(Your objective)
Select every line holding the word "我国外卖市场交易规模持续增长" and copy it.

(Data items)
● ● ●

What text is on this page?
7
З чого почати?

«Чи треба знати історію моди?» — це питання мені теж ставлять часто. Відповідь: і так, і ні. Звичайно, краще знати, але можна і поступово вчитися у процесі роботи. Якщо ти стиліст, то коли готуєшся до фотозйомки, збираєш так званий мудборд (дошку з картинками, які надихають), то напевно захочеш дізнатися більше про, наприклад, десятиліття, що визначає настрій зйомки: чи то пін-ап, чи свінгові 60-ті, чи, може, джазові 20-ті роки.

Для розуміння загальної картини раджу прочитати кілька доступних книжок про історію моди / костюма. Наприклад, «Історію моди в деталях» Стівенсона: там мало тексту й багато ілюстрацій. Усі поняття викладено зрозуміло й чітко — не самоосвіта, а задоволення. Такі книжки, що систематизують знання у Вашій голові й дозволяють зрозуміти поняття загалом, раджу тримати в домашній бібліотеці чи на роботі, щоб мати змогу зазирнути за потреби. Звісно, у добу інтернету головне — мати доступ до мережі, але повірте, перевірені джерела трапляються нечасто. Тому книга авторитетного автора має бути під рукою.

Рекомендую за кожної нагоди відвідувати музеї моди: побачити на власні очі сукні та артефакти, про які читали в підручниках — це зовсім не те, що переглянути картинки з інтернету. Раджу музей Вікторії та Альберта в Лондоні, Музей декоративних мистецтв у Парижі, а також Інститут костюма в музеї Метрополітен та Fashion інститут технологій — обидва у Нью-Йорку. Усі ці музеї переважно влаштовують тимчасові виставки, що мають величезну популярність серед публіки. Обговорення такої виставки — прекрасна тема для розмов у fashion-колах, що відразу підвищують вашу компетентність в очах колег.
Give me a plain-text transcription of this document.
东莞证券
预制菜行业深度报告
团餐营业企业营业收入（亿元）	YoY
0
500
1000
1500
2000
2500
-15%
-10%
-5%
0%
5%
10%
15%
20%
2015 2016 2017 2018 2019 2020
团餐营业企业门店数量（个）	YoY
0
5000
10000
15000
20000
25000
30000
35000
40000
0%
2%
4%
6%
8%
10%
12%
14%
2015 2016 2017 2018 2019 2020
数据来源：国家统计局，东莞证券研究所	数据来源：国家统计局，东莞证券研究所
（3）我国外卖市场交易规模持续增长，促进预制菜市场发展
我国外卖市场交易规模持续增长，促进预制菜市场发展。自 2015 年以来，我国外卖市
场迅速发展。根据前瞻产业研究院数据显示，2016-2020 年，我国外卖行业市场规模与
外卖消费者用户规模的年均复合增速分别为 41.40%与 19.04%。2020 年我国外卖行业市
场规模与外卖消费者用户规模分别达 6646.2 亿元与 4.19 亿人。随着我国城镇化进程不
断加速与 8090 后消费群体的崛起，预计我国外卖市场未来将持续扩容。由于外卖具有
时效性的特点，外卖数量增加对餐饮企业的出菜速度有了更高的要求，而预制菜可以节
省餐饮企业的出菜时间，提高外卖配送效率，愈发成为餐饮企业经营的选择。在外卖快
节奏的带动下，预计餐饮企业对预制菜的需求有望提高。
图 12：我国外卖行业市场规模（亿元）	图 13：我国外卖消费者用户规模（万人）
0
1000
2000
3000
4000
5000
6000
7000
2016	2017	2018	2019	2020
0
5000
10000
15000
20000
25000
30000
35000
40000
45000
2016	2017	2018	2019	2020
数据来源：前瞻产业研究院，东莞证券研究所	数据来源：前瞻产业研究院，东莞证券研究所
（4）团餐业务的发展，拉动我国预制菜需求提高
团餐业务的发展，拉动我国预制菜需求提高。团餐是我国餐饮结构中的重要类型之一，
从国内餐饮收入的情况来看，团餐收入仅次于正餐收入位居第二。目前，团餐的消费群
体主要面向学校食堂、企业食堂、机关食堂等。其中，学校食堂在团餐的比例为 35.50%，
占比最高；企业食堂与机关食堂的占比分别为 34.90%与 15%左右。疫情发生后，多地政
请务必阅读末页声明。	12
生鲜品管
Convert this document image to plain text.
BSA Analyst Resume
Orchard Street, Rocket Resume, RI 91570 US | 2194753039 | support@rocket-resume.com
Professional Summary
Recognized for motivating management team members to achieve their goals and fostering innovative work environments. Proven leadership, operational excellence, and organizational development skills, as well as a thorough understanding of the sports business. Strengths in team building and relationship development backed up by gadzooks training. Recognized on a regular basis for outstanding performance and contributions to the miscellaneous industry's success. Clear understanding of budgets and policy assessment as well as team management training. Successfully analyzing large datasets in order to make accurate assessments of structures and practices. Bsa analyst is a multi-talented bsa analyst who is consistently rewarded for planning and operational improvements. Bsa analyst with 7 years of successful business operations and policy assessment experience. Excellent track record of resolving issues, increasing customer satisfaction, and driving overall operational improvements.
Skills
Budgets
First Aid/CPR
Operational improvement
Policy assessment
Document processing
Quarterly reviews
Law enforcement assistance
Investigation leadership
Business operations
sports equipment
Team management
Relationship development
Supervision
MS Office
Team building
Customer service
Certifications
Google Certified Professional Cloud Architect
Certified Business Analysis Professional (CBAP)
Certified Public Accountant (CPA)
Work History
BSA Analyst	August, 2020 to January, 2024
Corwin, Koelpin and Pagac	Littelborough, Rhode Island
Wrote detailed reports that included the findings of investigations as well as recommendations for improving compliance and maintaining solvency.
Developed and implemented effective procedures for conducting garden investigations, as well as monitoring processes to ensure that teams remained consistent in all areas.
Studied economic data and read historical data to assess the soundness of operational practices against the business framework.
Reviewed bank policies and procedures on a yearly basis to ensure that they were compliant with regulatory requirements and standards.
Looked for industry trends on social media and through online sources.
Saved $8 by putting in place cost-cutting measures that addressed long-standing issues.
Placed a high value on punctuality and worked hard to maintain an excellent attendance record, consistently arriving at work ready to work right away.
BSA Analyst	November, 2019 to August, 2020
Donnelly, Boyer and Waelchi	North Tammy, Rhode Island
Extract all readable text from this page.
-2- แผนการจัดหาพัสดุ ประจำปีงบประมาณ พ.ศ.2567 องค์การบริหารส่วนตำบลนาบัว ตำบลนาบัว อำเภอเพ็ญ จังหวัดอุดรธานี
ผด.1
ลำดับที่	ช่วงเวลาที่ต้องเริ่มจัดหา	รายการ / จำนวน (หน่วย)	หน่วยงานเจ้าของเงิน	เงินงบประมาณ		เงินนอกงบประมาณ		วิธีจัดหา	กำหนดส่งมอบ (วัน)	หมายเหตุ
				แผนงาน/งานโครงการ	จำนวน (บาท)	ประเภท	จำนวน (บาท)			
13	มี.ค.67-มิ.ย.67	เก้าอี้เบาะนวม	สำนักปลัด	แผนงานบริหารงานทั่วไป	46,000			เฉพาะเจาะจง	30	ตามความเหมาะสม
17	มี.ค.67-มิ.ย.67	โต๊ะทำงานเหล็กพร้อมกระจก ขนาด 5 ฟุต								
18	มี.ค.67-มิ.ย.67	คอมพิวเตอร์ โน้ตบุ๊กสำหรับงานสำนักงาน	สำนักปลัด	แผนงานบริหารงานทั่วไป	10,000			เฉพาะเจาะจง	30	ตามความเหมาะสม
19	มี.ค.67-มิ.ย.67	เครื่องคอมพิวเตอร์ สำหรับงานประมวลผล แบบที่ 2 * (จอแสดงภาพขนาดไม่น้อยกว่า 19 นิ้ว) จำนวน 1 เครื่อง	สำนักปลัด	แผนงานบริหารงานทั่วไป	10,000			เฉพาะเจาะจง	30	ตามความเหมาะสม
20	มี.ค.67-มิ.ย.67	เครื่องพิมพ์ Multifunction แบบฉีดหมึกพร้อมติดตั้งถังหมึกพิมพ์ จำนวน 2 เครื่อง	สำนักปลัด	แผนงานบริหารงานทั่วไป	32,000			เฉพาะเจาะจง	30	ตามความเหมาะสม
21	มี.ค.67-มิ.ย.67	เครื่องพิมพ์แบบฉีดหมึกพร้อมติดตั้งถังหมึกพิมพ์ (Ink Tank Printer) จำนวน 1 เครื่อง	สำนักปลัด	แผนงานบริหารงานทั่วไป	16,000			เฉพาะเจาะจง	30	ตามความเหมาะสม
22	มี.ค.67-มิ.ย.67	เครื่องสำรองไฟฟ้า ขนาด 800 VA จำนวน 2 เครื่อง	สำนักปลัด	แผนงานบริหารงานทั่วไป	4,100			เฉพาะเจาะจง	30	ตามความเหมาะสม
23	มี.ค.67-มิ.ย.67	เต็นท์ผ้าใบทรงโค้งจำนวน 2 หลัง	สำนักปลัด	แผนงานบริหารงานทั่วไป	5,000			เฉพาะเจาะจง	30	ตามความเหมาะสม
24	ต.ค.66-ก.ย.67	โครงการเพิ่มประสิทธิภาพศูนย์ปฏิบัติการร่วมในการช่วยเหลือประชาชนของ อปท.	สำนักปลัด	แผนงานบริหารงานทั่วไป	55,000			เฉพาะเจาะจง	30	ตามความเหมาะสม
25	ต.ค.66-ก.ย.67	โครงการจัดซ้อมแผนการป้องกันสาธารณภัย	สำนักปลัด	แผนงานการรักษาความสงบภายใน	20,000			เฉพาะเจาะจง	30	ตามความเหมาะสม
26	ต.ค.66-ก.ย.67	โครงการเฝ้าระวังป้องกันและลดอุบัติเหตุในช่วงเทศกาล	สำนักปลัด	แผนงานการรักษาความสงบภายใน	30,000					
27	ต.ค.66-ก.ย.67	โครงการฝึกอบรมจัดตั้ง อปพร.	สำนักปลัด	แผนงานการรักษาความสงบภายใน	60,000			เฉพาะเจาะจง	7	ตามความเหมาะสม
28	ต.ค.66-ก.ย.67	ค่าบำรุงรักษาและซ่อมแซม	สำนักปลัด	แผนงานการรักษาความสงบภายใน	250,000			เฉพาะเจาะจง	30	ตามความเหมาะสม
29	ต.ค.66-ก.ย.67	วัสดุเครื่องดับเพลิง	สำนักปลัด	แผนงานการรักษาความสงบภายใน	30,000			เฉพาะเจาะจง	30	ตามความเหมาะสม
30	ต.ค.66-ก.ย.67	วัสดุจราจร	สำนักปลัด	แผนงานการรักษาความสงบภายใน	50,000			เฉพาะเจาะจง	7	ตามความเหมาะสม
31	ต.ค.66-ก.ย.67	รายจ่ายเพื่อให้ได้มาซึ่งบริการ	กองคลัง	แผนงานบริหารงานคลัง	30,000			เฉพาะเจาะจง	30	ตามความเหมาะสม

● ● ●

(Solution)
（3）我国外卖市场交易规模持续增长，促进预制菜市场发展
我国外卖市场交易规模持续增长，促进预制菜市场发展。自 2015 年以来，我国外卖市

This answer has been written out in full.